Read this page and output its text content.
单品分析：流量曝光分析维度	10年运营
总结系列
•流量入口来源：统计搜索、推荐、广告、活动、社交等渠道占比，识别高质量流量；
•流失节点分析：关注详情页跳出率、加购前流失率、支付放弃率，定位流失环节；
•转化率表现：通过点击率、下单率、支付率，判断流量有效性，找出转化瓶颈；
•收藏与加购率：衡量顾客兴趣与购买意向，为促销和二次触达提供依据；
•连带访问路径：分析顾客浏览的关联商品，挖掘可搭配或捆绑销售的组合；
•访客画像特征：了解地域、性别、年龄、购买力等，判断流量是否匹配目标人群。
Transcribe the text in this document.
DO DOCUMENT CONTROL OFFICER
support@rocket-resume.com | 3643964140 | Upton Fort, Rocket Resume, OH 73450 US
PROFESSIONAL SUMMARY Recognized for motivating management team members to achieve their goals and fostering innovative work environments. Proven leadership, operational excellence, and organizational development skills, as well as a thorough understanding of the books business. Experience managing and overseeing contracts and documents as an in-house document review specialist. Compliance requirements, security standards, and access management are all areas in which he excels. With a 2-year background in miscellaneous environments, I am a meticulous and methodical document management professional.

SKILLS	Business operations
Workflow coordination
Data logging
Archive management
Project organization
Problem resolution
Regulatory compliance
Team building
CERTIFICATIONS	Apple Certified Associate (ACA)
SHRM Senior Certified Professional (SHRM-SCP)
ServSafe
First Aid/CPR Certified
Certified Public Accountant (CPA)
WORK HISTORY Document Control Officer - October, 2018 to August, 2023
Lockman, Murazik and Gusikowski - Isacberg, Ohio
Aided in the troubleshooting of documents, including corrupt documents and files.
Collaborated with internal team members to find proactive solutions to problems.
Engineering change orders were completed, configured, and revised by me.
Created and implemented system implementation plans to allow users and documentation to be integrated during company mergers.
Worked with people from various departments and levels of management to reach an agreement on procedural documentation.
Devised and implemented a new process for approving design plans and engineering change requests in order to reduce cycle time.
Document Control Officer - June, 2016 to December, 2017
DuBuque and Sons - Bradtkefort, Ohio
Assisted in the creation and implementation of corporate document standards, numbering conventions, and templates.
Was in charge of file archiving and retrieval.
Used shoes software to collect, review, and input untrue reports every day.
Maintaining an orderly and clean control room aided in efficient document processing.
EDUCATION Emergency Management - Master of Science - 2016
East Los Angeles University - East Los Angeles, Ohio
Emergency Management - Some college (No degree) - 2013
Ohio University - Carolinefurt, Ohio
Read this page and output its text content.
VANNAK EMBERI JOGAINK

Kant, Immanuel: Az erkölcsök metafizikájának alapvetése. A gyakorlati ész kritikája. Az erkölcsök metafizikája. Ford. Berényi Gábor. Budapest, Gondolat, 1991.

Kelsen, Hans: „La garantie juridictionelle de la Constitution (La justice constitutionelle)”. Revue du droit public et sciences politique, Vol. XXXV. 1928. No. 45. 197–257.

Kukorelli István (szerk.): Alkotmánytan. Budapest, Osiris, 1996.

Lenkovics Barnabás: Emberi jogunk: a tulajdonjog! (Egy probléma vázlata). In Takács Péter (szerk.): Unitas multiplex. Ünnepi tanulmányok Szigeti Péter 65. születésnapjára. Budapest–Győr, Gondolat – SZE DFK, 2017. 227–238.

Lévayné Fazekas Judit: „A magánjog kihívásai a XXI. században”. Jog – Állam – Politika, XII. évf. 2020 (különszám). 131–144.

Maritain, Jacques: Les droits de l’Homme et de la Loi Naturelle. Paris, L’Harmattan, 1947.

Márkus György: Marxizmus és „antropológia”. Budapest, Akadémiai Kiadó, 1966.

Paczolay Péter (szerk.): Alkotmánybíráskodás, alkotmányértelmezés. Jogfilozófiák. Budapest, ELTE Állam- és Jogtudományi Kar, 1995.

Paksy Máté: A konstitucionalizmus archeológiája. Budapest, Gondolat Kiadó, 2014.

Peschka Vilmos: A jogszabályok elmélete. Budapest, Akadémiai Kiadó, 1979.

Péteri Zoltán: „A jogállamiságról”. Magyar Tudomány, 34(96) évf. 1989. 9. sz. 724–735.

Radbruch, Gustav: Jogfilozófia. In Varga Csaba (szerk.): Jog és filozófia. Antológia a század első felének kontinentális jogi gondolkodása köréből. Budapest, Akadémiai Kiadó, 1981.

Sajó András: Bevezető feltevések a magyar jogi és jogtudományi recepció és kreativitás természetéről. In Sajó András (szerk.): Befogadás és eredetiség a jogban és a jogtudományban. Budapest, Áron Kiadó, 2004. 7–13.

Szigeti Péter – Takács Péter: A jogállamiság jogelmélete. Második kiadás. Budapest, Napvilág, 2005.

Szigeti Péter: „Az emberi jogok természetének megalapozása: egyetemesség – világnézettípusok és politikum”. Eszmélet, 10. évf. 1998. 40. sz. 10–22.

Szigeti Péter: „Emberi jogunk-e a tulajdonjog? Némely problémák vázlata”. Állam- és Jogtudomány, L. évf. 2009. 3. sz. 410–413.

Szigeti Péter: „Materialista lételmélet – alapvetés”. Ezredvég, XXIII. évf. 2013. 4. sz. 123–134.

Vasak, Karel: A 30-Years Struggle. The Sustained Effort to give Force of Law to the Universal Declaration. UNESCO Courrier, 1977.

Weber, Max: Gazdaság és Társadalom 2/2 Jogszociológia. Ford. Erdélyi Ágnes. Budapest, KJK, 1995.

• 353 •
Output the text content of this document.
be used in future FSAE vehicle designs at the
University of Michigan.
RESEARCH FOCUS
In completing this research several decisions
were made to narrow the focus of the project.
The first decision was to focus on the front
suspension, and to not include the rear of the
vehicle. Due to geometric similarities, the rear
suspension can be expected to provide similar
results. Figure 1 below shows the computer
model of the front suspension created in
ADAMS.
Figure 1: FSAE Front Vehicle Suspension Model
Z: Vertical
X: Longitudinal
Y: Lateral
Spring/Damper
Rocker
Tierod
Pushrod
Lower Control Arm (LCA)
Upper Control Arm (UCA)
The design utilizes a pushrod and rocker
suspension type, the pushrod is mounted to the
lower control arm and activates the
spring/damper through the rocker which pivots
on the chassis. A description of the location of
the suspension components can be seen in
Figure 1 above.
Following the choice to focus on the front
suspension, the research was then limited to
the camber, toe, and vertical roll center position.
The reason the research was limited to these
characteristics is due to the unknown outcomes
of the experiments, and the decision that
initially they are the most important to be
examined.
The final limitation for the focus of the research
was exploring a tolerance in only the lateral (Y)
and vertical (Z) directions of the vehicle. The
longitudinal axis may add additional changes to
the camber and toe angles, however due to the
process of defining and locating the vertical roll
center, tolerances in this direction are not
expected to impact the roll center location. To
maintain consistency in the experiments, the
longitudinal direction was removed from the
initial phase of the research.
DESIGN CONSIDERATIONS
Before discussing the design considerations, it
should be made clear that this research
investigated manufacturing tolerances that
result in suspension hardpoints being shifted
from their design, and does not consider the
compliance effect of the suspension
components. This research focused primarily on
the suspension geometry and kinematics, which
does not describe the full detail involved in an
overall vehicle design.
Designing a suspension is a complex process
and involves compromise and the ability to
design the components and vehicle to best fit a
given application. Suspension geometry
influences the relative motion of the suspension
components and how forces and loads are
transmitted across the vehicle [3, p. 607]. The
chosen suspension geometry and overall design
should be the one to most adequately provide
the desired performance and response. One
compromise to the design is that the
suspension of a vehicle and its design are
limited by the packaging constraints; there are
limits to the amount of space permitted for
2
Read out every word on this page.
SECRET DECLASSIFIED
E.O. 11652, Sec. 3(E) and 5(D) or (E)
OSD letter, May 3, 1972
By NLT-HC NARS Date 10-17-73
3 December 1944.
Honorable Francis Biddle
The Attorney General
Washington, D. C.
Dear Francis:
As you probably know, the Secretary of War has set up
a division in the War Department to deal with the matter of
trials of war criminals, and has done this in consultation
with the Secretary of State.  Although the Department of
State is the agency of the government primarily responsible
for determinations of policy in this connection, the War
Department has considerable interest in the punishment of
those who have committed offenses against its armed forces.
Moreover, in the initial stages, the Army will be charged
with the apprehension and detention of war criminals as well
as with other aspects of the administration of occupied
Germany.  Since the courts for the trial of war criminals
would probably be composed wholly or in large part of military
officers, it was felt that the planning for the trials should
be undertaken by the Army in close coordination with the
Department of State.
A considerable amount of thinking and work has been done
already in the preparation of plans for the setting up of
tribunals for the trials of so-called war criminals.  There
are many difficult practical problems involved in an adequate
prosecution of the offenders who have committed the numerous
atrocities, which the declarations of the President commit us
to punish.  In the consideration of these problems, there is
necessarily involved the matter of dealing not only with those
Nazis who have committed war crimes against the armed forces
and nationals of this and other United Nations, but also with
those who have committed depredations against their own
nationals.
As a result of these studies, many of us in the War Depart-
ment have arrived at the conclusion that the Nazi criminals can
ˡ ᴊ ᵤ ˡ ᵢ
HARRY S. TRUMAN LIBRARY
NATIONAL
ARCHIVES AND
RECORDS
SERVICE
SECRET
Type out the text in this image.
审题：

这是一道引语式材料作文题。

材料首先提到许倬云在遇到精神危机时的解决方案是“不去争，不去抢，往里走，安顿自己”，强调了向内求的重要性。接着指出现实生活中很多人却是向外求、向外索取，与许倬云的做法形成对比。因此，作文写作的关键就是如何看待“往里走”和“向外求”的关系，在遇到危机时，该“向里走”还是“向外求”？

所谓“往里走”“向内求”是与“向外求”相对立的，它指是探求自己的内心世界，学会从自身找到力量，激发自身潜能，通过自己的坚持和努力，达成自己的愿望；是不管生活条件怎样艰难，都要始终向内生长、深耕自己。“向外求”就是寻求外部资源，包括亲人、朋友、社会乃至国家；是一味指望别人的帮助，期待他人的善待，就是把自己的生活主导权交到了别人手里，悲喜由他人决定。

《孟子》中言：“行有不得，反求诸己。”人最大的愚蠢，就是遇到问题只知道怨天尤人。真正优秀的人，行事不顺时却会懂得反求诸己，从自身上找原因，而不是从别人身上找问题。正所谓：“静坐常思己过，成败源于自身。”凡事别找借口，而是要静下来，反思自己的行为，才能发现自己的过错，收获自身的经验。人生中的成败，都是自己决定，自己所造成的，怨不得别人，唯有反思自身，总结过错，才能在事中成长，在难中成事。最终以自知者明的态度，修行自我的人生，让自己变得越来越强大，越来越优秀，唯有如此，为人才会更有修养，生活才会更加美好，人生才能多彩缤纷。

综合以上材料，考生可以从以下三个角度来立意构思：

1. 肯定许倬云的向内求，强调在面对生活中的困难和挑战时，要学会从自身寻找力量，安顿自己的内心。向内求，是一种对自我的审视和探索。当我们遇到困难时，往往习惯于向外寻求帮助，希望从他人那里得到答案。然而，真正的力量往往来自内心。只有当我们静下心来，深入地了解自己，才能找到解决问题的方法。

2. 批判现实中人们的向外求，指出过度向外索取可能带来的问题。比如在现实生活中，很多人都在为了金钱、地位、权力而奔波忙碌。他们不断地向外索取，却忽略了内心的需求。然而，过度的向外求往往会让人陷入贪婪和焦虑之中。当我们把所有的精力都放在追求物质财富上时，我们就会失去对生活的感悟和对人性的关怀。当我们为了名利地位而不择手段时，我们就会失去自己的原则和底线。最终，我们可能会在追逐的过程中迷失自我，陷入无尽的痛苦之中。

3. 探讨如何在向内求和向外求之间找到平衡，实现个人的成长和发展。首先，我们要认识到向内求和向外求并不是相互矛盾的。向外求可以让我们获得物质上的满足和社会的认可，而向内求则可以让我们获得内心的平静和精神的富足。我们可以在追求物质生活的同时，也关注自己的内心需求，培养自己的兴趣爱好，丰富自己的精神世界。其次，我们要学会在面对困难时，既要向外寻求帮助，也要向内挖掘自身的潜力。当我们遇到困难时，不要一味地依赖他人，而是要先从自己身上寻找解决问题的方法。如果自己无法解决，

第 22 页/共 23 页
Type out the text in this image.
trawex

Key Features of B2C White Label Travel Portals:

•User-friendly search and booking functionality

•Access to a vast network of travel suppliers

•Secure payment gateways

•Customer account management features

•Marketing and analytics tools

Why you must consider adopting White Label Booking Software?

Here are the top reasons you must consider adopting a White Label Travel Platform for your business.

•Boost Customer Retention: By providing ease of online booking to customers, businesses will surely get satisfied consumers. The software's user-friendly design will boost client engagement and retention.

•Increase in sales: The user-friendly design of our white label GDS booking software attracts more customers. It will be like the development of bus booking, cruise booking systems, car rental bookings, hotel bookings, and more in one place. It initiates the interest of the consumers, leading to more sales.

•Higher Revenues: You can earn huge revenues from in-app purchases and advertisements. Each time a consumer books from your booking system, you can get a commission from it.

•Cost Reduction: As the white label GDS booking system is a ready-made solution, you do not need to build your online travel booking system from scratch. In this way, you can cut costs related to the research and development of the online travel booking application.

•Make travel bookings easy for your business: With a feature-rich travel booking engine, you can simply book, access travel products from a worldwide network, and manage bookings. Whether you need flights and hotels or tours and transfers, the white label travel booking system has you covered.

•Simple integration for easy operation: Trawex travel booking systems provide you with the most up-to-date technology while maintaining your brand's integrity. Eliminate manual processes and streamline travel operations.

※

## [WORK REQUIRED]
Show, from the listing above, each line that contains the word "does".

## [EXERCISE RESPONSE]
from their design, and does not consider the
does not describe the full detail involved in an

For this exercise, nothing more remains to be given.